Pick every line with "mageialinux" from the material below.

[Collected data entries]
::::

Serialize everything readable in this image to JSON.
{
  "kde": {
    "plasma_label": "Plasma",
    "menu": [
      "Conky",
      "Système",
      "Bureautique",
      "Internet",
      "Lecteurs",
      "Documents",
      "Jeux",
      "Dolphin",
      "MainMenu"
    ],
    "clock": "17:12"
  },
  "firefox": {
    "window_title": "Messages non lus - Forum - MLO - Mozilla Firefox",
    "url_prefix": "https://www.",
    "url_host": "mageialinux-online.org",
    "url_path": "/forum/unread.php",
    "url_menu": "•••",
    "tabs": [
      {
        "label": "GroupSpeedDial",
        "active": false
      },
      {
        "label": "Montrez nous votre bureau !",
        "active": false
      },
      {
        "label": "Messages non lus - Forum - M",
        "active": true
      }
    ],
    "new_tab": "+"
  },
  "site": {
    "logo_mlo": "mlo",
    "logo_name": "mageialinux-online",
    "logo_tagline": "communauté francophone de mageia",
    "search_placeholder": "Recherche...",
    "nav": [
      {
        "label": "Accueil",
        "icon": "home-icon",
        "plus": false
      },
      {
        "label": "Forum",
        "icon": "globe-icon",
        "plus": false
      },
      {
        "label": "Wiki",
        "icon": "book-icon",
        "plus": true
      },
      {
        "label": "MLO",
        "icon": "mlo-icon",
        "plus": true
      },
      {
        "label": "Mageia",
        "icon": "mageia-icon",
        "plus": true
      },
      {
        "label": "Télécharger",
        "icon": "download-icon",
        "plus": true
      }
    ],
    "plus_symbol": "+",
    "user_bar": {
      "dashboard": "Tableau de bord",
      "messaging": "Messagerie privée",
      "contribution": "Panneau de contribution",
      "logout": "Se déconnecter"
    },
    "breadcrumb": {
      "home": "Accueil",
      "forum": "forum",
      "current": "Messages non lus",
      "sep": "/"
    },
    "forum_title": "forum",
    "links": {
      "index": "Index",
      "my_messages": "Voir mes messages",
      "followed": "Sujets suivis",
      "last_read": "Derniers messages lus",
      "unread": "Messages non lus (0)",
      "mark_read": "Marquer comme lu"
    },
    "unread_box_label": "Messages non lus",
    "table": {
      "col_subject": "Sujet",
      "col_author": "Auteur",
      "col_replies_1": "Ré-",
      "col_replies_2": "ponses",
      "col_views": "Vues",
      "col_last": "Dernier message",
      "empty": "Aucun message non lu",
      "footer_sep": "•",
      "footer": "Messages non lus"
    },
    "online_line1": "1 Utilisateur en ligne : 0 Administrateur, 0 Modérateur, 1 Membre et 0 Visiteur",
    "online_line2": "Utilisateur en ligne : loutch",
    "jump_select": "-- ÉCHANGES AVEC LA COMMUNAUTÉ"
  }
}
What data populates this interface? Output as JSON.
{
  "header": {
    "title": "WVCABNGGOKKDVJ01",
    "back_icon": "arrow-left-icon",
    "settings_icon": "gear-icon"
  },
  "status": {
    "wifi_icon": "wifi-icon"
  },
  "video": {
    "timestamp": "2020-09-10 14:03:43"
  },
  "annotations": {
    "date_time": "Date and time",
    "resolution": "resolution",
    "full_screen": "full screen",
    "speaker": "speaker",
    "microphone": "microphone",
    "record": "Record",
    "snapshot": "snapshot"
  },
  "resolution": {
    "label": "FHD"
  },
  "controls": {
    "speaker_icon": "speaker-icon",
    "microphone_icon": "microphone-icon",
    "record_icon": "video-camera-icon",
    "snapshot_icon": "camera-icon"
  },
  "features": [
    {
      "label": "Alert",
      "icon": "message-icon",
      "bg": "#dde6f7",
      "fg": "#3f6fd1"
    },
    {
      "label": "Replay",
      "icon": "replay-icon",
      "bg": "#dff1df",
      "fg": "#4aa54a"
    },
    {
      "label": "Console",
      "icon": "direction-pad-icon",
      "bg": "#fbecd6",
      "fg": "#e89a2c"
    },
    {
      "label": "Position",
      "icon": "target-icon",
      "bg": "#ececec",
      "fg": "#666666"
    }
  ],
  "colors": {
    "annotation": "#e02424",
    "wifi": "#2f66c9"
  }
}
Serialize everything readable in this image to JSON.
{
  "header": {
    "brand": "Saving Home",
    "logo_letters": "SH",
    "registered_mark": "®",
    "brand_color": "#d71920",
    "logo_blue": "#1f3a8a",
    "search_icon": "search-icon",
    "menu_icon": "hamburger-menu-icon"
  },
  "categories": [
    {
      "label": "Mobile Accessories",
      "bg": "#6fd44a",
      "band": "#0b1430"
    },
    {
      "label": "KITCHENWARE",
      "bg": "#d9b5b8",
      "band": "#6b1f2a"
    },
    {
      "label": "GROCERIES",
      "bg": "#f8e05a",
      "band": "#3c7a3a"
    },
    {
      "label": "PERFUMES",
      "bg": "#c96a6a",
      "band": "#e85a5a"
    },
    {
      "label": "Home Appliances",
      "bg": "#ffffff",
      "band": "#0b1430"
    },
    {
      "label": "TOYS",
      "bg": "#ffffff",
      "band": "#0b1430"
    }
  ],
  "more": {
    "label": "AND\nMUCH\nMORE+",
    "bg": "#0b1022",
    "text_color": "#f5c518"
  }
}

::::

> [Task response]:
    "url_host": "mageialinux-online.org",
    "logo_name": "mageialinux-online",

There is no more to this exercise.